FCC Chairman Ajit Pai represented Securus in 2012. More information from ArsTechnica, who report that Obama-era regulations were blocked by Congress that would have prevented this kind of behavior.
Recently-kickstarted Tapplock touts a Bluetooth-enabled smart lock that uses a fingerprint sensor. The company came under fire from tech-savvy commentators when popular YouTuber JerryRigEverything completely disassembled and defeated in a matter of minutes using a screwdriver and adhesive pad. This attack appears to be related to a quality control problem with the specific unit he used; a spring-loaded shear pin is supposed to prevent the back from rotating. It’s unclear whether that pin can be easily snapped or retracted, for example with a string magnet, but it turns out that doesn’t matter. UK-based security researchers PenTestPartners:
The only thing we need to unlock the lock is to know the BLE MAC address. The BLE MAC address that is broadcast by the lock.

────────────────────

- Complete the following:
a. Please say whether each statement agrees with the security news text, answering yes or no and quoting the words that decide it. (i) Ajit Pai represented Securus in 2012. (ii) JerryRigEverything defeated the lock with a hammer. (iii) PenTestPartners is based in the UK.
b. List every name of a person or organization in the security news text. Leave out government bodies, and leave out names that appear only inside a compound word such as "Obama-era".
c. Continue the security news text about Securus and Tapplock from its last sentence.
The material after this security news text isn't needed for anything here.

- Dataset entries:
────────────────────

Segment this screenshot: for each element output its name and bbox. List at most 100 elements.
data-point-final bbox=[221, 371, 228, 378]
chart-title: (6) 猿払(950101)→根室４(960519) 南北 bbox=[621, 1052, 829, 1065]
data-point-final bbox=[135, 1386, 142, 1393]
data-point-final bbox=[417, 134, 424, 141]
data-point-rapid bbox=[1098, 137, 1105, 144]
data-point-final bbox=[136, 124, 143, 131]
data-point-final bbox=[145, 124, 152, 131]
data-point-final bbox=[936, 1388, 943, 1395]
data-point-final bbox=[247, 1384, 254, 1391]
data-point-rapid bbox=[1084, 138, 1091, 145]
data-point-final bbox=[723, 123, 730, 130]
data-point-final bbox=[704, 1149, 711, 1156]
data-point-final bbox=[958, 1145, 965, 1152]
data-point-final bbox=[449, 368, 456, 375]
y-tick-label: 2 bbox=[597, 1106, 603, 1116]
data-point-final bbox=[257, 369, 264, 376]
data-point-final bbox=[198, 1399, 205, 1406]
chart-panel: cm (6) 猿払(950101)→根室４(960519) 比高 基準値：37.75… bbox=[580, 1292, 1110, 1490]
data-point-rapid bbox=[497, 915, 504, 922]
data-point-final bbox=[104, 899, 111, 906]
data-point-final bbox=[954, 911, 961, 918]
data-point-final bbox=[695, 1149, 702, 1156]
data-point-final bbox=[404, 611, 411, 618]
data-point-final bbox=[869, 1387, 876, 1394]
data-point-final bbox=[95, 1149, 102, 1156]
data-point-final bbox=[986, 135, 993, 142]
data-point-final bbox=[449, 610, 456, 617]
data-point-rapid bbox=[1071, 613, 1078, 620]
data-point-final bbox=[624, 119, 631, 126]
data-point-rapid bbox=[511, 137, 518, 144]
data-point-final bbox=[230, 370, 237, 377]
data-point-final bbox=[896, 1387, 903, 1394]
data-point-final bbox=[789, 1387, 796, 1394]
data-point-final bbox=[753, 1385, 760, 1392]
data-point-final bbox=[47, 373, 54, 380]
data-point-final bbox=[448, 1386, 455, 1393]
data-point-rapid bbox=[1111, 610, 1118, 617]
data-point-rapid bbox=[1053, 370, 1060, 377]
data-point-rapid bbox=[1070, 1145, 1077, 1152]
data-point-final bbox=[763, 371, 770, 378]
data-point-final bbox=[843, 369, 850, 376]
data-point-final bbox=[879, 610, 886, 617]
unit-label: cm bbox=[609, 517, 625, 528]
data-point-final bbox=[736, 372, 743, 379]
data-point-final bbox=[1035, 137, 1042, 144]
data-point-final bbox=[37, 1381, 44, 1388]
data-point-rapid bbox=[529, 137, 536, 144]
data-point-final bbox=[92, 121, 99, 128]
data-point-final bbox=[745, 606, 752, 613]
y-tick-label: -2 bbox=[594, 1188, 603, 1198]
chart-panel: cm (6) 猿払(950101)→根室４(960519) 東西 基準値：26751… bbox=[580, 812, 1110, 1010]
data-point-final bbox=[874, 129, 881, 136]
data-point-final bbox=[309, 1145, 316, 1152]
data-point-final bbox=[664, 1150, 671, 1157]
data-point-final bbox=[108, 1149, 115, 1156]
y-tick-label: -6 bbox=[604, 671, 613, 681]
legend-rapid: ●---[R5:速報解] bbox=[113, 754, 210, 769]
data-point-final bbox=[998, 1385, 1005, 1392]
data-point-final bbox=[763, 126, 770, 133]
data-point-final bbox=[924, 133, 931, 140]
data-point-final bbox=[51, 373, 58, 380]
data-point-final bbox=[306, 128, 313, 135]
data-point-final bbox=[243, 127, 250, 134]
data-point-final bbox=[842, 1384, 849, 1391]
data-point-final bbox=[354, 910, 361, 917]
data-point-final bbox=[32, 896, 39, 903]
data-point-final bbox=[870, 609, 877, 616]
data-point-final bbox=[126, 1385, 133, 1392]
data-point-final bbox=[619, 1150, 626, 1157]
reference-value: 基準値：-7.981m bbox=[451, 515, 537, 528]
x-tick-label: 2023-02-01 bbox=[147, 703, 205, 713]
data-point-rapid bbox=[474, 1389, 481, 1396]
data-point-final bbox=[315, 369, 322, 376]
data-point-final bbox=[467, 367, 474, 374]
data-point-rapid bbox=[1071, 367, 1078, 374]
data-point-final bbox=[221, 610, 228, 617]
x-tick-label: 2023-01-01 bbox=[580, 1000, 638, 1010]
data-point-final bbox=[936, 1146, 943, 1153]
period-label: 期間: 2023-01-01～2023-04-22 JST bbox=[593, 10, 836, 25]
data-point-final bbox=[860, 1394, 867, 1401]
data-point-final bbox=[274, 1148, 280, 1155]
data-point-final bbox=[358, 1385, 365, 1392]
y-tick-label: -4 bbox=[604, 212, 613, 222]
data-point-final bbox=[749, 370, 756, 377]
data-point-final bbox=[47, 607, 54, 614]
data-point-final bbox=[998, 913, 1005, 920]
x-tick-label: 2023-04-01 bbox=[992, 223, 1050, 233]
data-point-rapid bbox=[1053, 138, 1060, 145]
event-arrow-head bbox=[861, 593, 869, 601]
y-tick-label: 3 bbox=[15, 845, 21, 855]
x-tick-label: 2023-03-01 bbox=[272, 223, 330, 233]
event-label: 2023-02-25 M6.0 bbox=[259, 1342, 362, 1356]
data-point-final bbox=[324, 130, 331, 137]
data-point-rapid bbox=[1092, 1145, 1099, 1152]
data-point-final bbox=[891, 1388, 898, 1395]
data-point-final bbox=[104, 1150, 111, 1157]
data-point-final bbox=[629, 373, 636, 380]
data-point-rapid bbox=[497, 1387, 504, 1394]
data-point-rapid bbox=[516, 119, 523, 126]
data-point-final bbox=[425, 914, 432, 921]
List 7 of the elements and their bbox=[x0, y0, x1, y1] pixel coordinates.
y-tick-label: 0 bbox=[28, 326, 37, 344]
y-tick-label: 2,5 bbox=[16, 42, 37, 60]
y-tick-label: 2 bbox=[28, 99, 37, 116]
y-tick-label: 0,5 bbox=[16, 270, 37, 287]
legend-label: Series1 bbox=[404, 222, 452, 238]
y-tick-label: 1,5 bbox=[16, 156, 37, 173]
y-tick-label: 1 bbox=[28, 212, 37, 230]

────────────────────

- Task answers:
a.
(i) Yes: "FCC Chairman Ajit Pai represented Securus in 2012."
(ii) No: "using a screwdriver and adhesive pad"
(iii) Yes: "UK-based security researchers PenTestPartners"

b. Ajit Pai, Securus, ArsTechnica, Tapplock, JerryRigEverything, PenTestPartners

c.
The security credentials used to control the lock are derived from the device’s publicly broadcast identifier. This means that every single lock is vulnerable to an attack that can be carried out with a smartphone app:
I scripted the attack up to scan for Tapplocks and unlock them. You can just walk up to any Tapplock and unlock it in under 2s. It requires no skill or knowledge to do this.
Can it get worse? Yes, it can. Responding to the researcher’s security disclosure, Tapplock reportedly said:
“Thanks for your note. We are well aware of these notes.”
Be wary of Internet of Things (IoT) “smart” security devices. The are neither smart nor secure.
This is the first installment of a new segment titled InSecurity, covering consumer-relevant business and government security practices with an emphasis on their failures.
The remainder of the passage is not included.